### Entries with figure data
====

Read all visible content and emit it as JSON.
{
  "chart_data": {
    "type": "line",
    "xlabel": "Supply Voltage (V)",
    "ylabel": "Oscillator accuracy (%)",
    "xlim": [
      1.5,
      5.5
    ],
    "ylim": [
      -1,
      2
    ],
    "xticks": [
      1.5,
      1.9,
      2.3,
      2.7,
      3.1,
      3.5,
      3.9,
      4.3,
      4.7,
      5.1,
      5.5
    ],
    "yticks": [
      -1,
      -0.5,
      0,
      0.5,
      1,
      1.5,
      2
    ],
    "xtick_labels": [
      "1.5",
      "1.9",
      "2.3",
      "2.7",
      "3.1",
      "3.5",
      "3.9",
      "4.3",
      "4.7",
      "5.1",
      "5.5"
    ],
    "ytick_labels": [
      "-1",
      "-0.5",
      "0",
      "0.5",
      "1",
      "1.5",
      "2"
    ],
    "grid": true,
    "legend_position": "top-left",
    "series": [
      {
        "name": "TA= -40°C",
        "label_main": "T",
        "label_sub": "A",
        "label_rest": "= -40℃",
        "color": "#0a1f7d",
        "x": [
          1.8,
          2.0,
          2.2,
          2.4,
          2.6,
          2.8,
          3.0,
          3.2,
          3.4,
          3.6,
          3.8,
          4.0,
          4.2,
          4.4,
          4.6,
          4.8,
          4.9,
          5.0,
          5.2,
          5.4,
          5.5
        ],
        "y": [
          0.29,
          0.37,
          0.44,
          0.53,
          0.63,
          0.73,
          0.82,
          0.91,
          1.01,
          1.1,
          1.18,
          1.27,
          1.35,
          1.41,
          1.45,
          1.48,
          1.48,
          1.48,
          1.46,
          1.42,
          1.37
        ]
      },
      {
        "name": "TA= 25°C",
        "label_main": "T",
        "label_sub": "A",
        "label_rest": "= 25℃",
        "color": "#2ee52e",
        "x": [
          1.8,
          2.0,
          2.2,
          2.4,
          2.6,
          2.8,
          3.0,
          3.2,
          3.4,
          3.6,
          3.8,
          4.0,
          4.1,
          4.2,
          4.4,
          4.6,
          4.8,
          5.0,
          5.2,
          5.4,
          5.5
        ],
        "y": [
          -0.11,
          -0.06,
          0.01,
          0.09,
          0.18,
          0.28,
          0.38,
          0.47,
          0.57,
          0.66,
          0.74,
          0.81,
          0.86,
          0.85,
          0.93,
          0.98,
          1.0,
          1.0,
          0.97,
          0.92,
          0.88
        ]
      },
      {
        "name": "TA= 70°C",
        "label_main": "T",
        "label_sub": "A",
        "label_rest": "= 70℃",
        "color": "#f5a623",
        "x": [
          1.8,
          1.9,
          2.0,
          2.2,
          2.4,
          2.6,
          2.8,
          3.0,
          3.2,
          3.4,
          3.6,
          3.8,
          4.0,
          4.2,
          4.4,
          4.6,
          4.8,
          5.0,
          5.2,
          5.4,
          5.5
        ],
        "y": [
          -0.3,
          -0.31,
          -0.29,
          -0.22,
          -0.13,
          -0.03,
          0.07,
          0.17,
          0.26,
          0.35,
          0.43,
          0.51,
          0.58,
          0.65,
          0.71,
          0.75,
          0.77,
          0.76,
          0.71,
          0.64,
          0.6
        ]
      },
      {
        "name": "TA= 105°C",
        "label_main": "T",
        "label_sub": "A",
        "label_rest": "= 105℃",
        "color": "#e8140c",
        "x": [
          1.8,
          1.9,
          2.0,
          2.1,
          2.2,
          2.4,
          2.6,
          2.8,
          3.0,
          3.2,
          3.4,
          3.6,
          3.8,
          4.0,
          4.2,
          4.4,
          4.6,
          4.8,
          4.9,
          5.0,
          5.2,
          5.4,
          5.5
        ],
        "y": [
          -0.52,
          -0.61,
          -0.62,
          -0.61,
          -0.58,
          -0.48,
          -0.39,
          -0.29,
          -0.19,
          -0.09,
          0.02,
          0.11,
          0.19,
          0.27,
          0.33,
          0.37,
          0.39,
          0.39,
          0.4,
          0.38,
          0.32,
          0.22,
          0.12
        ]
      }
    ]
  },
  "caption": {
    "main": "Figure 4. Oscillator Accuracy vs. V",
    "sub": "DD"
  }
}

====

### Task objective
Reproduce the material in full, with no word added or dropped.

### Response
Read all visible content and emit it as JSON.
{
  "chart_data": {
    "type": "line",
    "xlabel": "Supply Voltage (V)",
    "ylabel": "Oscillator accuracy (%)",
    "xlim": [
      1.5,
      5.5
    ],
    "ylim": [
      -1,
      2
    ],
    "xticks": [
      1.5,
      1.9,
      2.3,
      2.7,
      3.1,
      3.5,
      3.9,
      4.3,
      4.7,
      5.1,
      5.5
    ],
    "yticks": [
      -1,
      -0.5,
      0,
      0.5,
      1,
      1.5,
      2
    ],
    "xtick_labels": [
      "1.5",
      "1.9",
      "2.3",
      "2.7",
      "3.1",
      "3.5",
      "3.9",
      "4.3",
      "4.7",
      "5.1",
      "5.5"
    ],
    "ytick_labels": [
      "-1",
      "-0.5",
      "0",
      "0.5",
      "1",
      "1.5",
      "2"
    ],
    "grid": true,
    "legend_position": "top-left",
    "series": [
      {
        "name": "TA= -40°C",
        "label_main": "T",
        "label_sub": "A",
        "label_rest": "= -40℃",
        "color": "#0a1f7d",
        "x": [
          1.8,
          2.0,
          2.2,
          2.4,
          2.6,
          2.8,
          3.0,
          3.2,
          3.4,
          3.6,
          3.8,
          4.0,
          4.2,
          4.4,
          4.6,
          4.8,
          4.9,
          5.0,
          5.2,
          5.4,
          5.5
        ],
        "y": [
          0.29,
          0.37,
          0.44,
          0.53,
          0.63,
          0.73,
          0.82,
          0.91,
          1.01,
          1.1,
          1.18,
          1.27,
          1.35,
          1.41,
          1.45,
          1.48,
          1.48,
          1.48,
          1.46,
          1.42,
          1.37
        ]
      },
      {
        "name": "TA= 25°C",
        "label_main": "T",
        "label_sub": "A",
        "label_rest": "= 25℃",
        "color": "#2ee52e",
        "x": [
          1.8,
          2.0,
          2.2,
          2.4,
          2.6,
          2.8,
          3.0,
          3.2,
          3.4,
          3.6,
          3.8,
          4.0,
          4.1,
          4.2,
          4.4,
          4.6,
          4.8,
          5.0,
          5.2,
          5.4,
          5.5
        ],
        "y": [
          -0.11,
          -0.06,
          0.01,
          0.09,
          0.18,
          0.28,
          0.38,
          0.47,
          0.57,
          0.66,
          0.74,
          0.81,
          0.86,
          0.85,
          0.93,
          0.98,
          1.0,
          1.0,
          0.97,
          0.92,
          0.88
        ]
      },
      {
        "name": "TA= 70°C",
        "label_main": "T",
        "label_sub": "A",
        "label_rest": "= 70℃",
        "color": "#f5a623",
        "x": [
          1.8,
          1.9,
          2.0,
          2.2,
          2.4,
          2.6,
          2.8,
          3.0,
          3.2,
          3.4,
          3.6,
          3.8,
          4.0,
          4.2,
          4.4,
          4.6,
          4.8,
          5.0,
          5.2,
          5.4,
          5.5
        ],
        "y": [
          -0.3,
          -0.31,
          -0.29,
          -0.22,
          -0.13,
          -0.03,
          0.07,
          0.17,
          0.26,
          0.35,
          0.43,
          0.51,
          0.58,
          0.65,
          0.71,
          0.75,
          0.77,
          0.76,
          0.71,
          0.64,
          0.6
        ]
      },
      {
        "name": "TA= 105°C",
        "label_main": "T",
        "label_sub": "A",
        "label_rest": "= 105℃",
        "color": "#e8140c",
        "x": [
          1.8,
          1.9,
          2.0,
          2.1,
          2.2,
          2.4,
          2.6,
          2.8,
          3.0,
          3.2,
          3.4,
          3.6,
          3.8,
          4.0,
          4.2,
          4.4,
          4.6,
          4.8,
          4.9,
          5.0,
          5.2,
          5.4,
          5.5
        ],
        "y": [
          -0.52,
          -0.61,
          -0.62,
          -0.61,
          -0.58,
          -0.48,
          -0.39,
          -0.29,
          -0.19,
          -0.09,
          0.02,
          0.11,
          0.19,
          0.27,
          0.33,
          0.37,
          0.39,
          0.39,
          0.4,
          0.38,
          0.32,
          0.22,
          0.12
        ]
      }
    ]
  },
  "caption": {
    "main": "Figure 4. Oscillator Accuracy vs. V",
    "sub": "DD"
  }
}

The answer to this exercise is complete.